- Task brief
Reproduce all of the data below without alteration; exclude every picture.

:::::

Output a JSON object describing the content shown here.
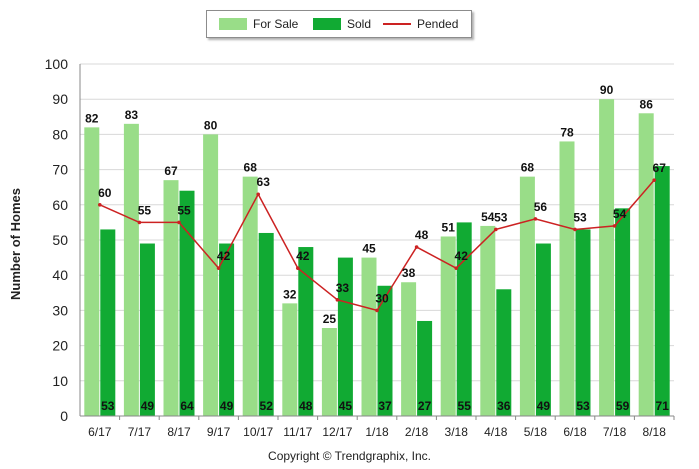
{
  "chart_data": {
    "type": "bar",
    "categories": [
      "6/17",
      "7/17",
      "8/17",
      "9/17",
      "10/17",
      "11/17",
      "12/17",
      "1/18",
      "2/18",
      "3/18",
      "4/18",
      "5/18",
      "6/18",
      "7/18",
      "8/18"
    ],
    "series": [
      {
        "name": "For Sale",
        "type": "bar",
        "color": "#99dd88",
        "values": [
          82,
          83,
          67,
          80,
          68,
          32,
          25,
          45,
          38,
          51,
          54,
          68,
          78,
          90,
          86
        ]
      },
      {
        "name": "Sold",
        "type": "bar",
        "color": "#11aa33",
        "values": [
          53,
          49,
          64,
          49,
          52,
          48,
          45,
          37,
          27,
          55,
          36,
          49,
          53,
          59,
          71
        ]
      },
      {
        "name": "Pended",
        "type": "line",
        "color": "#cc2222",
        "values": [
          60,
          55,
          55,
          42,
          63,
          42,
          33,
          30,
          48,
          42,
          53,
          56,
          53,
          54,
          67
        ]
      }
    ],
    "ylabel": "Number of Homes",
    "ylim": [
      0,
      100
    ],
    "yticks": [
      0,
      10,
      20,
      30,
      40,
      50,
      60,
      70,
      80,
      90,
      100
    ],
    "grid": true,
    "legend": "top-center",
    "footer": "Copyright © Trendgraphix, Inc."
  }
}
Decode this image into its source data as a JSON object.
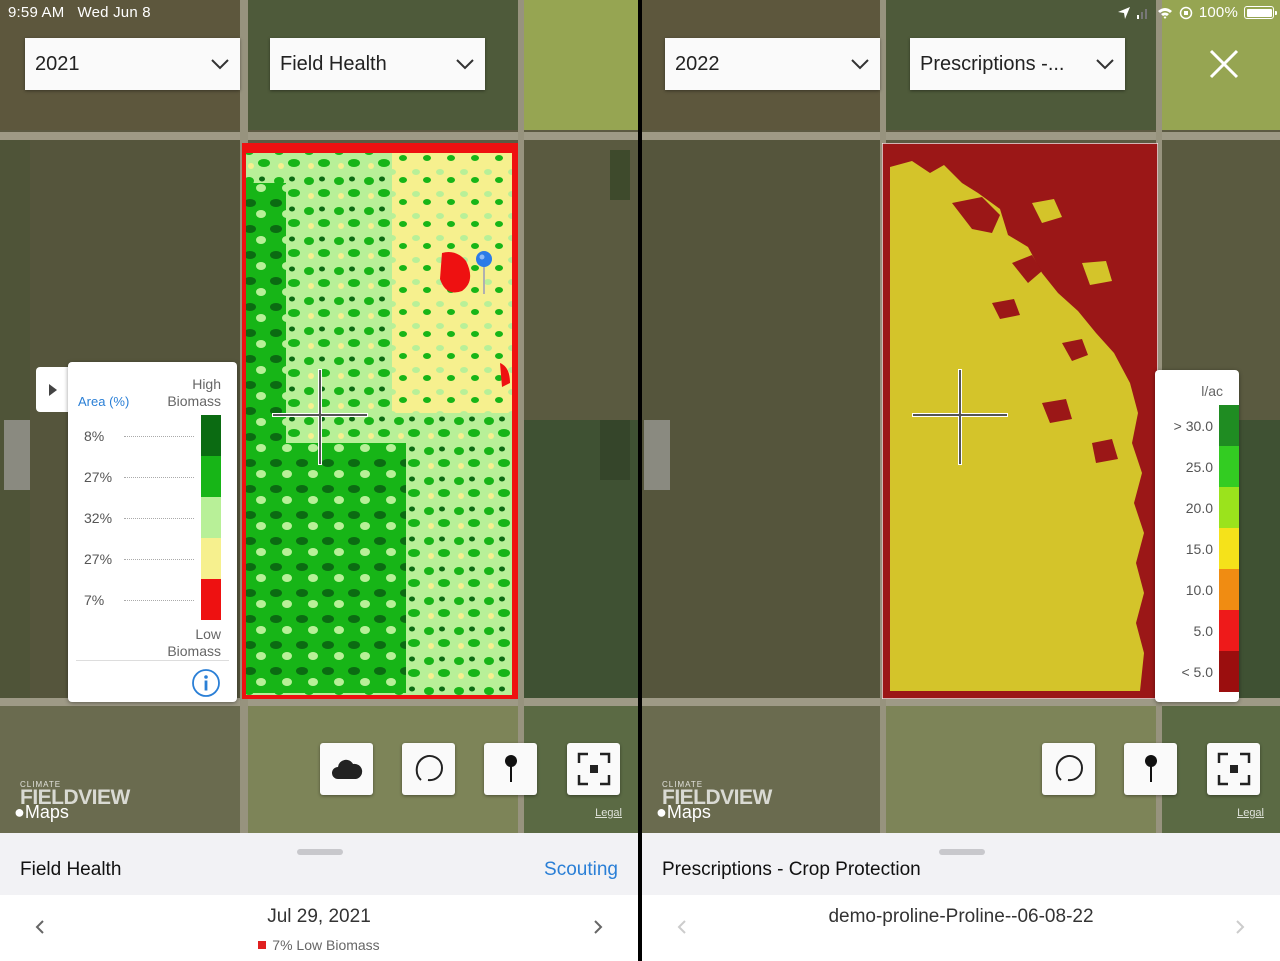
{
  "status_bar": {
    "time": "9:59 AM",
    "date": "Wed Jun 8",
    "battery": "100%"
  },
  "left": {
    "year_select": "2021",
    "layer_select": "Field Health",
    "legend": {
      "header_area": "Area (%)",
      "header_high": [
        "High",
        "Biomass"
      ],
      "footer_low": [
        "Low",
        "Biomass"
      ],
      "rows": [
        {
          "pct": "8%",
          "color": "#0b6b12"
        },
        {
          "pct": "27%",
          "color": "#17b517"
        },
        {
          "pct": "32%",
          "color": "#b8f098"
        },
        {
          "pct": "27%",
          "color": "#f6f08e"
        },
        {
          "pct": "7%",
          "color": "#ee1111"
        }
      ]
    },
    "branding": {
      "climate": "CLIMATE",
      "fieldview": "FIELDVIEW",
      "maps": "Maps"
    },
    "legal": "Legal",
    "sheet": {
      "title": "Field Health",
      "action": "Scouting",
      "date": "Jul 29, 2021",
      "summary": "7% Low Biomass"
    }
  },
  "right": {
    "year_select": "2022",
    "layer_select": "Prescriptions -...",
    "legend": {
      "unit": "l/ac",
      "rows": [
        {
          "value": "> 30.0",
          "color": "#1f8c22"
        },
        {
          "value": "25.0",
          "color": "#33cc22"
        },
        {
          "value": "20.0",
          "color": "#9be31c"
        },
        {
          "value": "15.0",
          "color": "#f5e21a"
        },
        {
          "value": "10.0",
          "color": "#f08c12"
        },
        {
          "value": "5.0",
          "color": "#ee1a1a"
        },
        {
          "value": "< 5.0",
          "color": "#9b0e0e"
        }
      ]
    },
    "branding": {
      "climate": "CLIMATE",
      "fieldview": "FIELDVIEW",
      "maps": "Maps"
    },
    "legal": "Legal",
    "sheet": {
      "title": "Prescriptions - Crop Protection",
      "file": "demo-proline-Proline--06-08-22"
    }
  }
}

:::::

- Worked solution
Output a JSON object describing the content shown here.
{
  "chart_data": {
    "type": "bar",
    "categories": [
      "6/17",
      "7/17",
      "8/17",
      "9/17",
      "10/17",
      "11/17",
      "12/17",
      "1/18",
      "2/18",
      "3/18",
      "4/18",
      "5/18",
      "6/18",
      "7/18",
      "8/18"
    ],
    "series": [
      {
        "name": "For Sale",
        "type": "bar",
        "color": "#99dd88",
        "values": [
          82,
          83,
          67,
          80,
          68,
          32,
          25,
          45,
          38,
          51,
          54,
          68,
          78,
          90,
          86
        ]
      },
      {
        "name": "Sold",
        "type": "bar",
        "color": "#11aa33",
        "values": [
          53,
          49,
          64,
          49,
          52,
          48,
          45,
          37,
          27,
          55,
          36,
          49,
          53,
          59,
          71
        ]
      },
      {
        "name": "Pended",
        "type": "line",
        "color": "#cc2222",
        "values": [
          60,
          55,
          55,
          42,
          63,
          42,
          33,
          30,
          48,
          42,
          53,
          56,
          53,
          54,
          67
        ]
      }
    ],
    "ylabel": "Number of Homes",
    "ylim": [
      0,
      100
    ],
    "yticks": [
      0,
      10,
      20,
      30,
      40,
      50,
      60,
      70,
      80,
      90,
      100
    ],
    "grid": true,
    "legend": "top-center",
    "footer": "Copyright © Trendgraphix, Inc."
  }
}
Decode this image into its source data as a JSON object.
{
  "status_bar": {
    "time": "9:59 AM",
    "date": "Wed Jun 8",
    "battery": "100%"
  },
  "left": {
    "year_select": "2021",
    "layer_select": "Field Health",
    "legend": {
      "header_area": "Area (%)",
      "header_high": [
        "High",
        "Biomass"
      ],
      "footer_low": [
        "Low",
        "Biomass"
      ],
      "rows": [
        {
          "pct": "8%",
          "color": "#0b6b12"
        },
        {
          "pct": "27%",
          "color": "#17b517"
        },
        {
          "pct": "32%",
          "color": "#b8f098"
        },
        {
          "pct": "27%",
          "color": "#f6f08e"
        },
        {
          "pct": "7%",
          "color": "#ee1111"
        }
      ]
    },
    "branding": {
      "climate": "CLIMATE",
      "fieldview": "FIELDVIEW",
      "maps": "Maps"
    },
    "legal": "Legal",
    "sheet": {
      "title": "Field Health",
      "action": "Scouting",
      "date": "Jul 29, 2021",
      "summary": "7% Low Biomass"
    }
  },
  "right": {
    "year_select": "2022",
    "layer_select": "Prescriptions -...",
    "legend": {
      "unit": "l/ac",
      "rows": [
        {
          "value": "> 30.0",
          "color": "#1f8c22"
        },
        {
          "value": "25.0",
          "color": "#33cc22"
        },
        {
          "value": "20.0",
          "color": "#9be31c"
        },
        {
          "value": "15.0",
          "color": "#f5e21a"
        },
        {
          "value": "10.0",
          "color": "#f08c12"
        },
        {
          "value": "5.0",
          "color": "#ee1a1a"
        },
        {
          "value": "< 5.0",
          "color": "#9b0e0e"
        }
      ]
    },
    "branding": {
      "climate": "CLIMATE",
      "fieldview": "FIELDVIEW",
      "maps": "Maps"
    },
    "legal": "Legal",
    "sheet": {
      "title": "Prescriptions - Crop Protection",
      "file": "demo-proline-Proline--06-08-22"
    }
  }
}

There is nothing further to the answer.